SUPPLIED RECORDS:
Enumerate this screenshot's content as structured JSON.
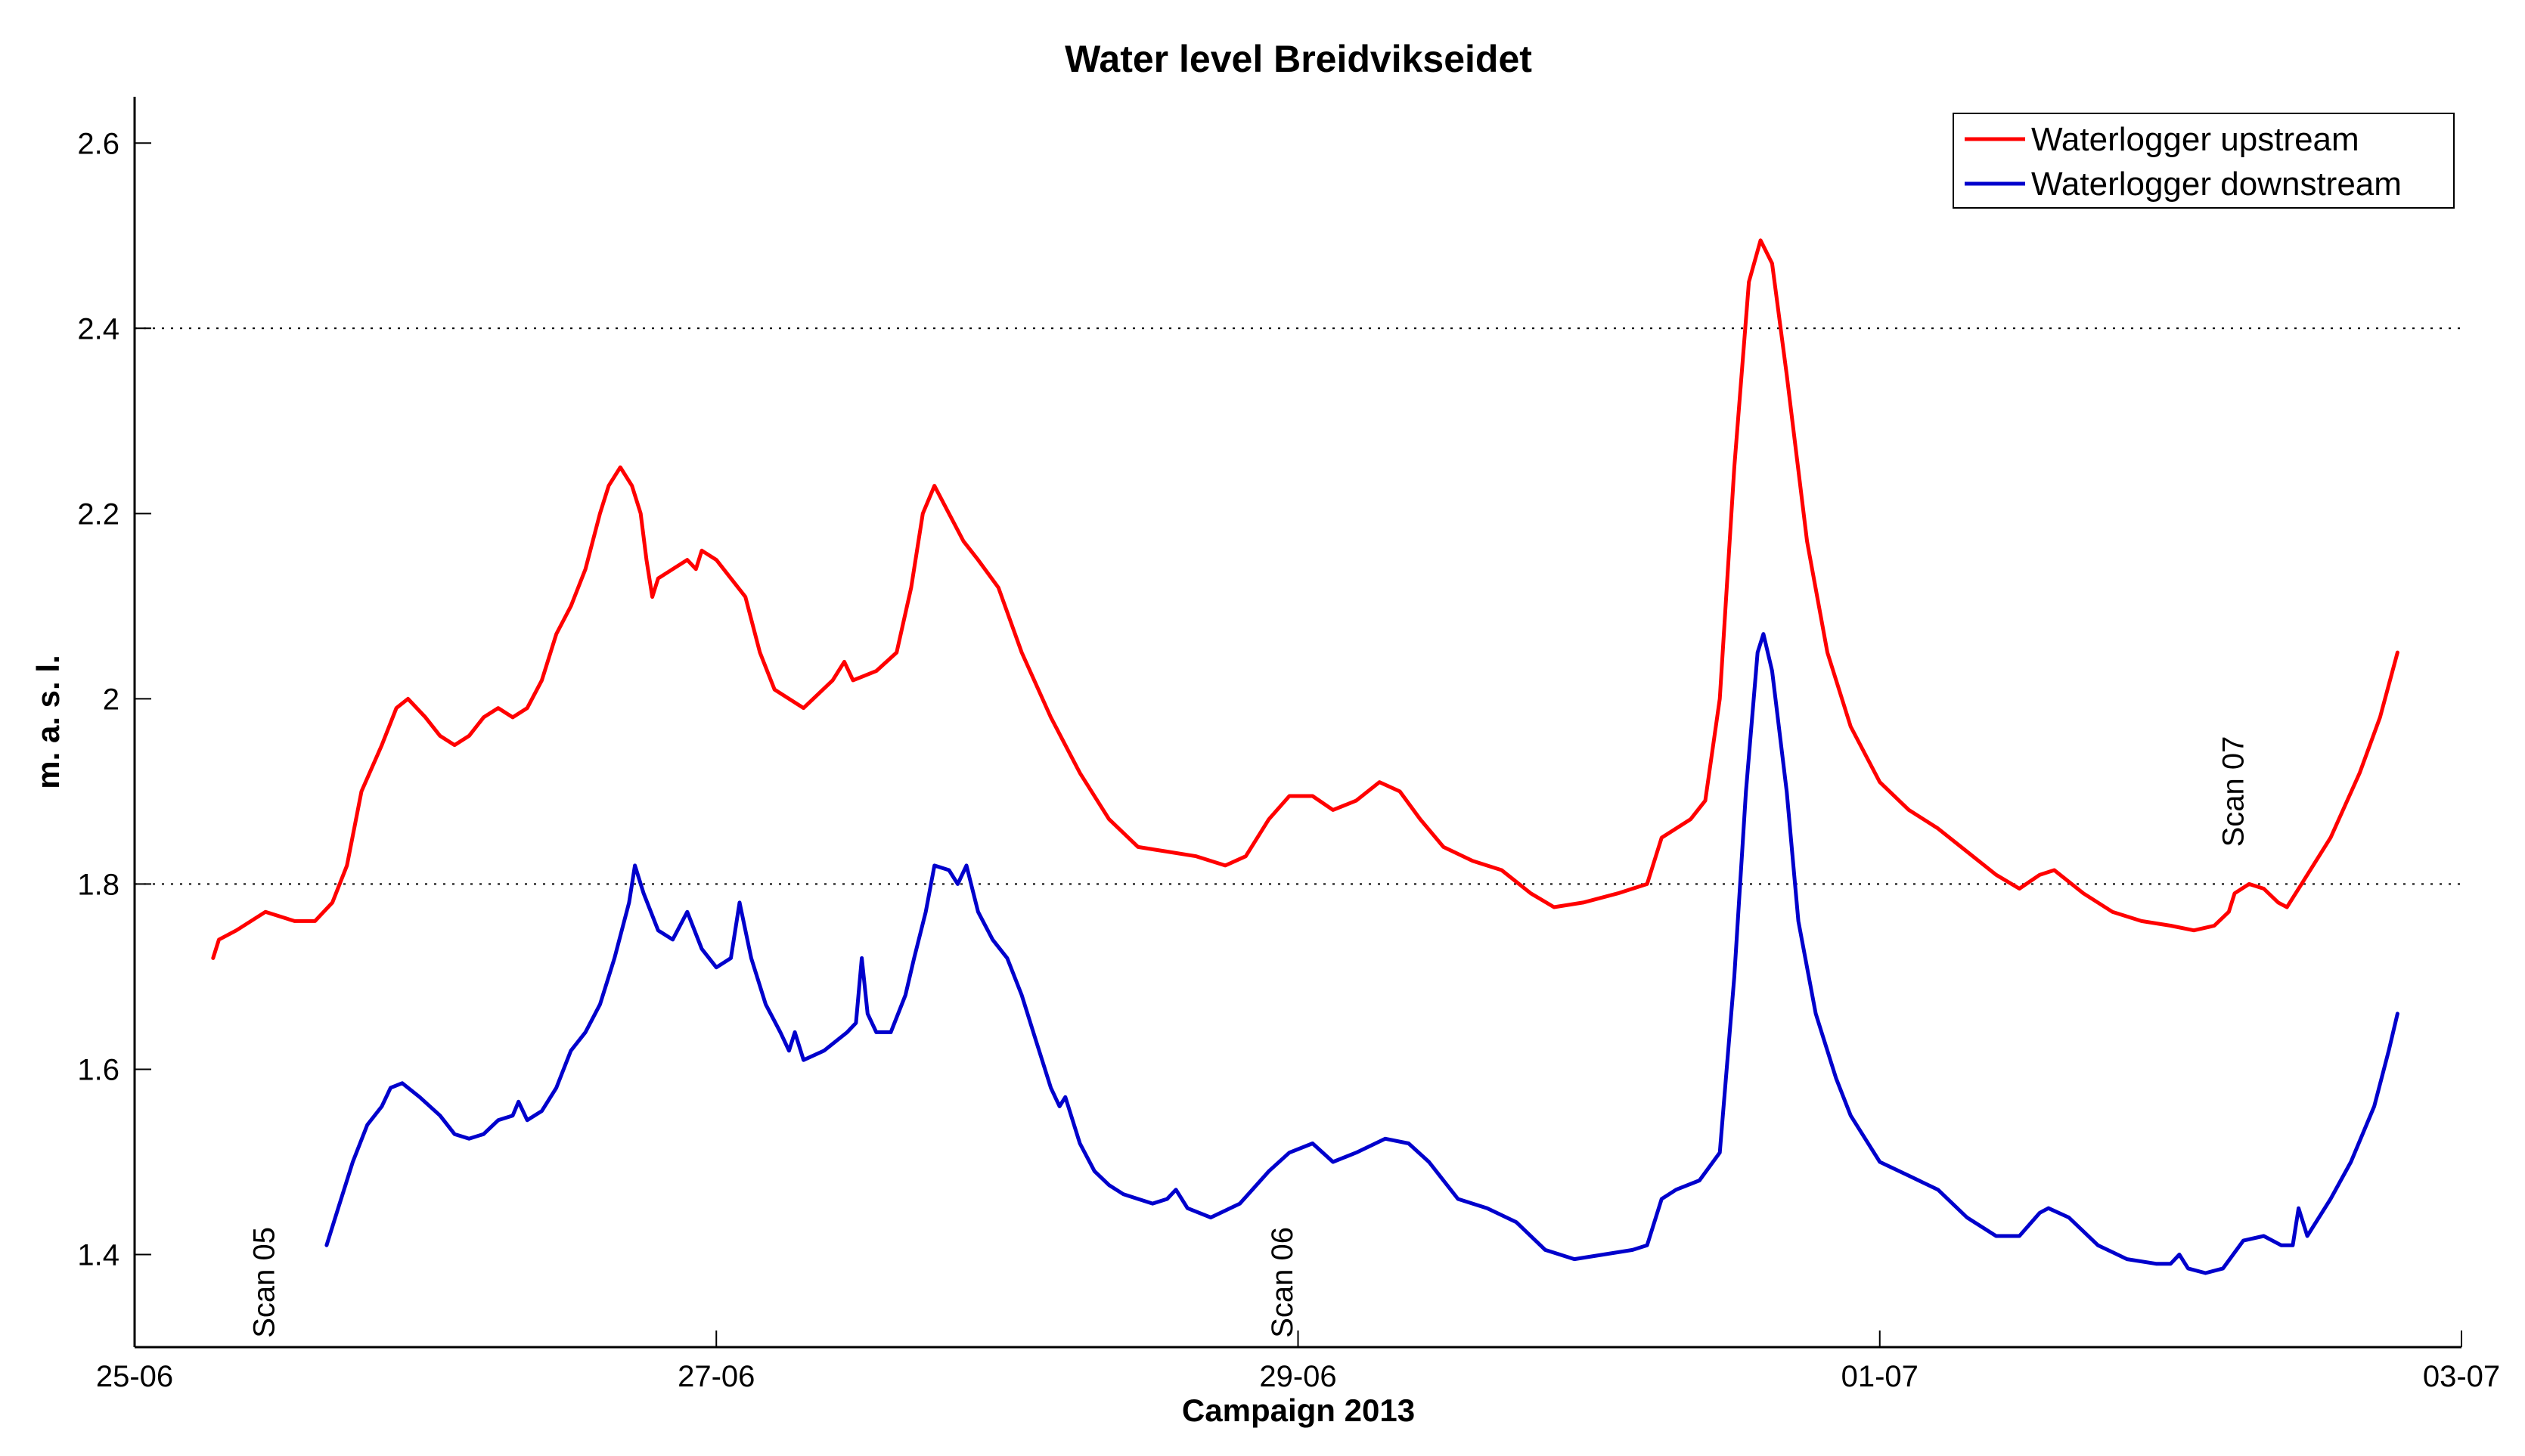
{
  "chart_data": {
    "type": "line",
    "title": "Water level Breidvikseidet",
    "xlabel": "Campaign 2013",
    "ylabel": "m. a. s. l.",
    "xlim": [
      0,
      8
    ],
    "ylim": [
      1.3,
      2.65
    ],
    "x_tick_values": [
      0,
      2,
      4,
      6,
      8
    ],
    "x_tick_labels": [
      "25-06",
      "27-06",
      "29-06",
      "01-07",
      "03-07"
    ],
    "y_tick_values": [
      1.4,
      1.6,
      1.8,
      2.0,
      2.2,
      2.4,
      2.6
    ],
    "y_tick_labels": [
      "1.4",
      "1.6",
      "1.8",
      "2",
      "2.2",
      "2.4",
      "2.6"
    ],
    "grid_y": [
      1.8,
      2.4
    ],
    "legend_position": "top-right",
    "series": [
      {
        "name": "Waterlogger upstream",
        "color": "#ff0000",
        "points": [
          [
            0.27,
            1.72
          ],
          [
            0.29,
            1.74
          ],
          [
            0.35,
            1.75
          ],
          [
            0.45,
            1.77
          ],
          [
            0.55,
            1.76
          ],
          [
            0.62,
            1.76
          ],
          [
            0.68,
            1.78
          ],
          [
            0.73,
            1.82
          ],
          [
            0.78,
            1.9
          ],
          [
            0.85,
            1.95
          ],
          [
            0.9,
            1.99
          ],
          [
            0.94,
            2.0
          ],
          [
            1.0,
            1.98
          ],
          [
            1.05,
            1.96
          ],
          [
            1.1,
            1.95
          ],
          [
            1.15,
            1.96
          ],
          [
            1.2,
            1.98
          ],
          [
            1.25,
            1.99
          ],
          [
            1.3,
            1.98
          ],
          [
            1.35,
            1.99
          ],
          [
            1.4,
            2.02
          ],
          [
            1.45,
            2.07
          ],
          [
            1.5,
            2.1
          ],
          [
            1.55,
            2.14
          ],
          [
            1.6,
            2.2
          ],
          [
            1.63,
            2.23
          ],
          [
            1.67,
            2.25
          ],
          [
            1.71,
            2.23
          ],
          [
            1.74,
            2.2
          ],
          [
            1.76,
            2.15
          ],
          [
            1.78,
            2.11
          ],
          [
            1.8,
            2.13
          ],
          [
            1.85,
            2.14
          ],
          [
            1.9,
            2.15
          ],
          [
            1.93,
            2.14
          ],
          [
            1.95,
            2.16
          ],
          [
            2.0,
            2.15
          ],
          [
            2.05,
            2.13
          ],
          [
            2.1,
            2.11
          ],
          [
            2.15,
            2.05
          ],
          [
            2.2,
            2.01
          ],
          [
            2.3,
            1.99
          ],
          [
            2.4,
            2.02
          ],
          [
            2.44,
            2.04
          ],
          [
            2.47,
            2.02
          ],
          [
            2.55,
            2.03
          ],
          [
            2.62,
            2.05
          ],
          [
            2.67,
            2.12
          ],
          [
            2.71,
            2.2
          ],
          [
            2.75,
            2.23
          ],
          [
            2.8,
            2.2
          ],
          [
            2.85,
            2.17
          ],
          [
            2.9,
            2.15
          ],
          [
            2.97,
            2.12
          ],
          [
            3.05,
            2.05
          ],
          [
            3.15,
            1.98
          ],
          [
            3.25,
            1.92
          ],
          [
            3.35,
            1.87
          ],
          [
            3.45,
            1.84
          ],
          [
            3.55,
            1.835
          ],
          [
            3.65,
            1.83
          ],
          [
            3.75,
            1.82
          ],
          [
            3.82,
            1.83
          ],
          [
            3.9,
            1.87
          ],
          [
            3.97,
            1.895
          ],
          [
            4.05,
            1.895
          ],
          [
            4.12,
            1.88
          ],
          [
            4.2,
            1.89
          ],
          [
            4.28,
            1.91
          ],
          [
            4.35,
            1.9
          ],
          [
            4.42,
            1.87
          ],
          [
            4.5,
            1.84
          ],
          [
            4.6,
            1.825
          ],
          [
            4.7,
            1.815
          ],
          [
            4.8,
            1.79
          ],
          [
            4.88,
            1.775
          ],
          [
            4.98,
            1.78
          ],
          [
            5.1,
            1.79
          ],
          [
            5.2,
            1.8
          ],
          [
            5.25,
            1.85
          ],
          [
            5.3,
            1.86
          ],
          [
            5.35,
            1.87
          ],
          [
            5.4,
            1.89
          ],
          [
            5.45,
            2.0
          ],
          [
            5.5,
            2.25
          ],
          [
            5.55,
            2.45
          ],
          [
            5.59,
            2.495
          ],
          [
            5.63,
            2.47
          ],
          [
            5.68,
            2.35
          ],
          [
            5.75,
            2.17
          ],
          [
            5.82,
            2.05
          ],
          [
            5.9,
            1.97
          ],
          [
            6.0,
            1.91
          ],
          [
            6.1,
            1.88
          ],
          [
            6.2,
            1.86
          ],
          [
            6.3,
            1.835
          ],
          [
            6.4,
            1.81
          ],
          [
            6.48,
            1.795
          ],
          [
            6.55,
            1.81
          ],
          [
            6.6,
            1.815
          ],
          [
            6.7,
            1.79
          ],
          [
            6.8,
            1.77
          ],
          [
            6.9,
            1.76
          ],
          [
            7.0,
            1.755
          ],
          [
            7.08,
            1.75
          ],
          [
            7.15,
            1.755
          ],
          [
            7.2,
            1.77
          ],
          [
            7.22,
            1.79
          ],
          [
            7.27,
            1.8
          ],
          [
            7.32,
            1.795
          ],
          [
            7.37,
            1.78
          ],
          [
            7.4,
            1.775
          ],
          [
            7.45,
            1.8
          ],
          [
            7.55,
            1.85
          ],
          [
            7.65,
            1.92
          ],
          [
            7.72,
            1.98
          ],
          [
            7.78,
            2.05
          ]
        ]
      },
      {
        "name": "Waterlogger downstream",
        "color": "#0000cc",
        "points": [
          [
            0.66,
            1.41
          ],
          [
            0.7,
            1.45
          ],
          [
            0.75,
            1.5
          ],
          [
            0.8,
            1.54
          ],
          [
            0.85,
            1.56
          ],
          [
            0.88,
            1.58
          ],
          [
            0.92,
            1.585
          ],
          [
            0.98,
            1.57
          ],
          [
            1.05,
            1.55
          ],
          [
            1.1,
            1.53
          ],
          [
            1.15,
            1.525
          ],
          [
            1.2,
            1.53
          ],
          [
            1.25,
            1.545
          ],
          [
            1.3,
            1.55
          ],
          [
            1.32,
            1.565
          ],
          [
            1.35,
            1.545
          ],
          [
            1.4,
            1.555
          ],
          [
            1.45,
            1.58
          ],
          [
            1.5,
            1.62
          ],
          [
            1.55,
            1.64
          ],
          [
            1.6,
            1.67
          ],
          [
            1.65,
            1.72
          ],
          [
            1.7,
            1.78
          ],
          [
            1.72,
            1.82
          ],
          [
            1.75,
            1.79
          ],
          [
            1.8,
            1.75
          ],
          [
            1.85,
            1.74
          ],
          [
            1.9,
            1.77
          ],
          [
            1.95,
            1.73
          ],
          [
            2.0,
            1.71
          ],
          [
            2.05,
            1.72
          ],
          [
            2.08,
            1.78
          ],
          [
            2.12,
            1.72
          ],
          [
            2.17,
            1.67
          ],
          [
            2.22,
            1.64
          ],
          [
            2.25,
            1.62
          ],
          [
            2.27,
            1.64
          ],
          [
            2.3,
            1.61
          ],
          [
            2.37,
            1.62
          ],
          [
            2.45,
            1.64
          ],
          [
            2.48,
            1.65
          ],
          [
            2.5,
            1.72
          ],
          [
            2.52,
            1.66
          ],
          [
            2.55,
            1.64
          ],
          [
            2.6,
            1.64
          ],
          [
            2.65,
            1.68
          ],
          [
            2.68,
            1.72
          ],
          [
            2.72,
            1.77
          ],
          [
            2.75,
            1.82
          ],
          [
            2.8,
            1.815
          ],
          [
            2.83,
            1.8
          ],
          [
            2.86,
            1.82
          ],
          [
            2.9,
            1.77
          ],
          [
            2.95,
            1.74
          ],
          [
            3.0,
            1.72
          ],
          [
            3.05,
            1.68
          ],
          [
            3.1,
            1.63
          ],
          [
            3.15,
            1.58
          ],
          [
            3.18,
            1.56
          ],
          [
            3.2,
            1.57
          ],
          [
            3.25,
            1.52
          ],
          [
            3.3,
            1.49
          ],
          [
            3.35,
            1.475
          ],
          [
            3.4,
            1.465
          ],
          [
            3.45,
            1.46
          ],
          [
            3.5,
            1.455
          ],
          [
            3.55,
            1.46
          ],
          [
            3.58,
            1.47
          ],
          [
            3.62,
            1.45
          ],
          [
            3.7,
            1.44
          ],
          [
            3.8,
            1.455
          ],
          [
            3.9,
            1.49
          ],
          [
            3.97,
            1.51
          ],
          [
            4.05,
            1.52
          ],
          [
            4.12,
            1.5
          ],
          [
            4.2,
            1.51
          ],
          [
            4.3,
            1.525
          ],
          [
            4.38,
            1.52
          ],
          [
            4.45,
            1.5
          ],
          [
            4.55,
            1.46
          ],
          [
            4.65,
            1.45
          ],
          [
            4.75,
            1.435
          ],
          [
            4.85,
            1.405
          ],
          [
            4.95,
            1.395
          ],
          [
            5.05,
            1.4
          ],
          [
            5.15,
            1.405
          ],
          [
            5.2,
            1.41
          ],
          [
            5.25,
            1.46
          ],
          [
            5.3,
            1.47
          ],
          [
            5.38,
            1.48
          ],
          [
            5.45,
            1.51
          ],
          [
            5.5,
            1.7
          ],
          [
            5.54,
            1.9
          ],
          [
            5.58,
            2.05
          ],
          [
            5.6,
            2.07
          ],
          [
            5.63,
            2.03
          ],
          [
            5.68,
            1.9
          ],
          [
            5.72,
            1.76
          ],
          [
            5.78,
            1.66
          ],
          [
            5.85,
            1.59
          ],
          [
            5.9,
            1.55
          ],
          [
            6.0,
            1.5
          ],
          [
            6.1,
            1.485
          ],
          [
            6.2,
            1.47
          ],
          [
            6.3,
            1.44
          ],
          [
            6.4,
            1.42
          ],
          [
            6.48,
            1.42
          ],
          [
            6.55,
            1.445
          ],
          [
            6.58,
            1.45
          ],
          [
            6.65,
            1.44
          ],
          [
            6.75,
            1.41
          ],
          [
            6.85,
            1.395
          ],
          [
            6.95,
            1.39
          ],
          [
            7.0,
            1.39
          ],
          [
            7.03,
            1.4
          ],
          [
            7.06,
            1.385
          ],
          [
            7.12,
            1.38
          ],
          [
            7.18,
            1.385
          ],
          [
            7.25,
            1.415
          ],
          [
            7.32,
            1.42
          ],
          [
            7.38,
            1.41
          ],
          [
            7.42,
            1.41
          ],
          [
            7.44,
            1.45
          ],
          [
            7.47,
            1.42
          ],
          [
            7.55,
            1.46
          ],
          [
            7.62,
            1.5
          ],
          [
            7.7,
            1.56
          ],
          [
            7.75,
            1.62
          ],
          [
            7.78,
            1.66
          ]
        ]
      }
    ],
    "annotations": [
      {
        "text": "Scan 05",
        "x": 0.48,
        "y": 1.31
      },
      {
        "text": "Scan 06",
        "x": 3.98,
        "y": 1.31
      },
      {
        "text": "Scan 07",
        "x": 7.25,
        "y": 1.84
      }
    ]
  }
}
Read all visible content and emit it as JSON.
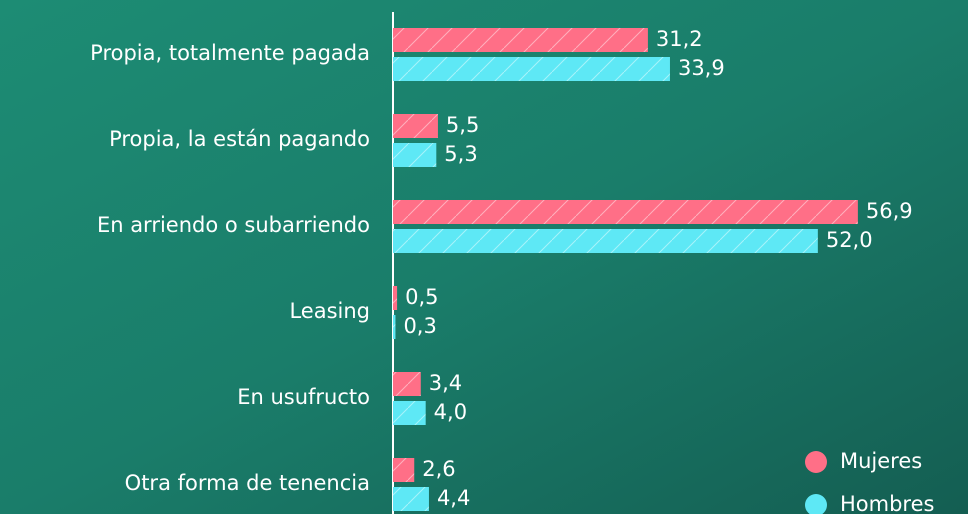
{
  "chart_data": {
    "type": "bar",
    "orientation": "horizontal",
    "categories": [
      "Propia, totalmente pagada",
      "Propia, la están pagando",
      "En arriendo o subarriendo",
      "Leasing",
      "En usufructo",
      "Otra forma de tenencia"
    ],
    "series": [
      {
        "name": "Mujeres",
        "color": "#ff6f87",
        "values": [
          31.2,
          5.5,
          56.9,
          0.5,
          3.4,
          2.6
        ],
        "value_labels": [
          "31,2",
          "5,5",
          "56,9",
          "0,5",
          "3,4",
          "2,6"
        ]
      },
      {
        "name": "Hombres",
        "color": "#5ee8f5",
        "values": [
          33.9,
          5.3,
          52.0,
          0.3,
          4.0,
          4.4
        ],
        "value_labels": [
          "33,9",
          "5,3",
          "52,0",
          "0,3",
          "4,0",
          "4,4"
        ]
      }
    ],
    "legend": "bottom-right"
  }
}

DIRECTIVE:
Reproduce each line from the records that contains the word "Scan".

ANSWER IN FULL:
        "text": "Scan 05",
        "text": "Scan 06",
        "text": "Scan 07",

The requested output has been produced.